Reproduce all the material exactly, minus any pictures it holds.
═══ Data for this exercise ═══
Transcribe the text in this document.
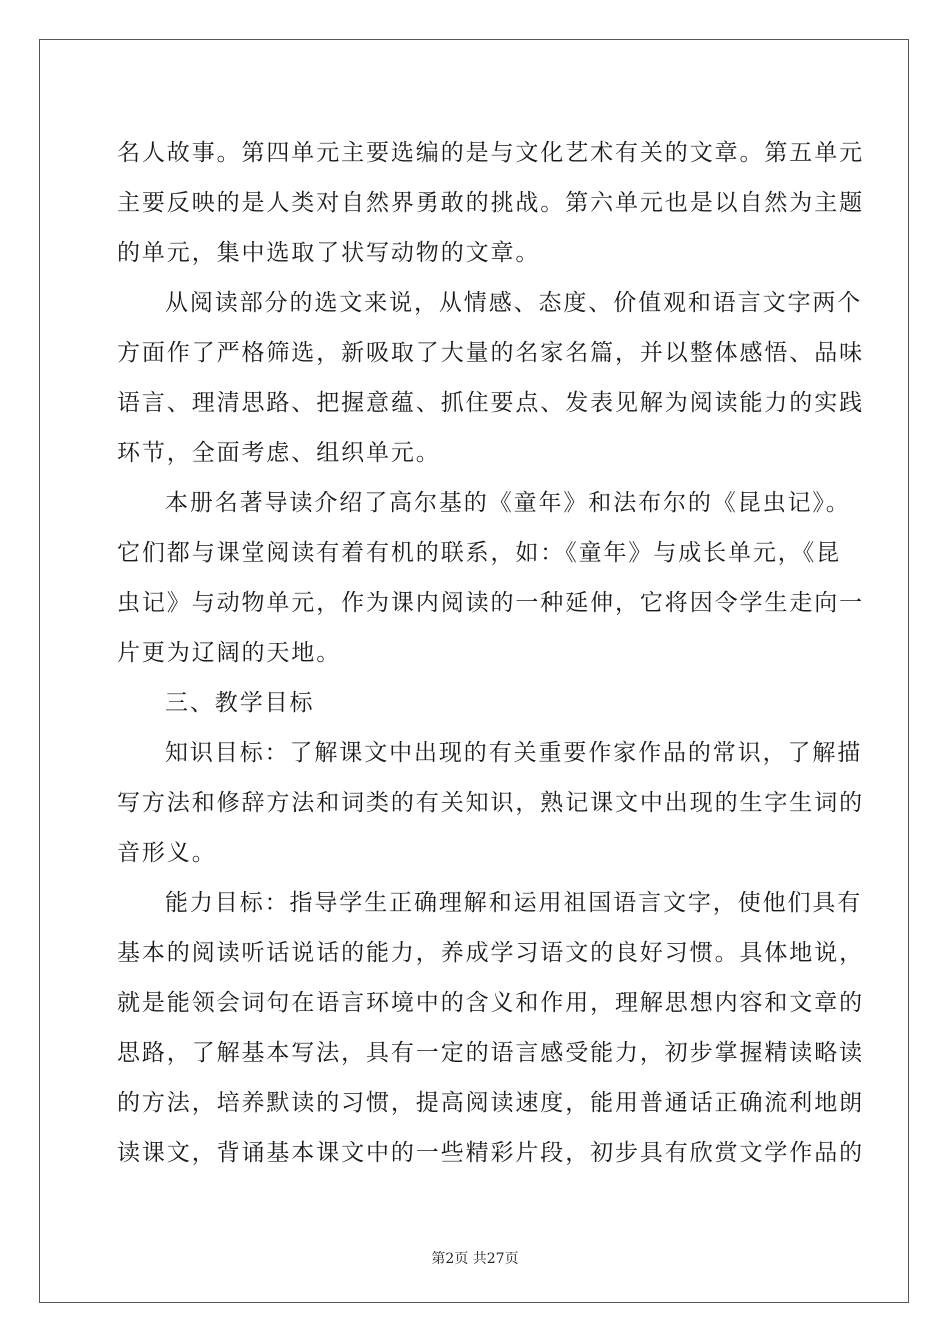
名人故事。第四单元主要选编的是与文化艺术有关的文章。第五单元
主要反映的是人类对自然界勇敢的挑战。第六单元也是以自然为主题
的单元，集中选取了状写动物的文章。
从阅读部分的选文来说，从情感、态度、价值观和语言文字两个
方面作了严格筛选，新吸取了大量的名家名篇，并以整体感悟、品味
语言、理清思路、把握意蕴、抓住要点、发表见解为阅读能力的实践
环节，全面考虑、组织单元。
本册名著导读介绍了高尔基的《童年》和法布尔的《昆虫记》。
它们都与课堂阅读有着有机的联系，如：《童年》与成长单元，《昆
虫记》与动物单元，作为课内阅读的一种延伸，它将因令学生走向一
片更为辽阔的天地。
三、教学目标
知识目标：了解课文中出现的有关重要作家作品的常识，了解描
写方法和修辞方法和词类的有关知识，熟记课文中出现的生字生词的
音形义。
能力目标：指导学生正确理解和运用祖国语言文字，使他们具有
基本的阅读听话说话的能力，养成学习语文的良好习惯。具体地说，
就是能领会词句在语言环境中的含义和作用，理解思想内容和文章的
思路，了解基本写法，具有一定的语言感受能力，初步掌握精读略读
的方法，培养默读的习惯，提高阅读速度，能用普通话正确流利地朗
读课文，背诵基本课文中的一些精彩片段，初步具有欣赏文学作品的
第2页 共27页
═══
Finished answer ::
Transcribe the text in this document.
名人故事。第四单元主要选编的是与文化艺术有关的文章。第五单元
主要反映的是人类对自然界勇敢的挑战。第六单元也是以自然为主题
的单元，集中选取了状写动物的文章。
从阅读部分的选文来说，从情感、态度、价值观和语言文字两个
方面作了严格筛选，新吸取了大量的名家名篇，并以整体感悟、品味
语言、理清思路、把握意蕴、抓住要点、发表见解为阅读能力的实践
环节，全面考虑、组织单元。
本册名著导读介绍了高尔基的《童年》和法布尔的《昆虫记》。
它们都与课堂阅读有着有机的联系，如：《童年》与成长单元，《昆
虫记》与动物单元，作为课内阅读的一种延伸，它将因令学生走向一
片更为辽阔的天地。
三、教学目标
知识目标：了解课文中出现的有关重要作家作品的常识，了解描
写方法和修辞方法和词类的有关知识，熟记课文中出现的生字生词的
音形义。
能力目标：指导学生正确理解和运用祖国语言文字，使他们具有
基本的阅读听话说话的能力，养成学习语文的良好习惯。具体地说，
就是能领会词句在语言环境中的含义和作用，理解思想内容和文章的
思路，了解基本写法，具有一定的语言感受能力，初步掌握精读略读
的方法，培养默读的习惯，提高阅读速度，能用普通话正确流利地朗
读课文，背诵基本课文中的一些精彩片段，初步具有欣赏文学作品的
第2页 共27页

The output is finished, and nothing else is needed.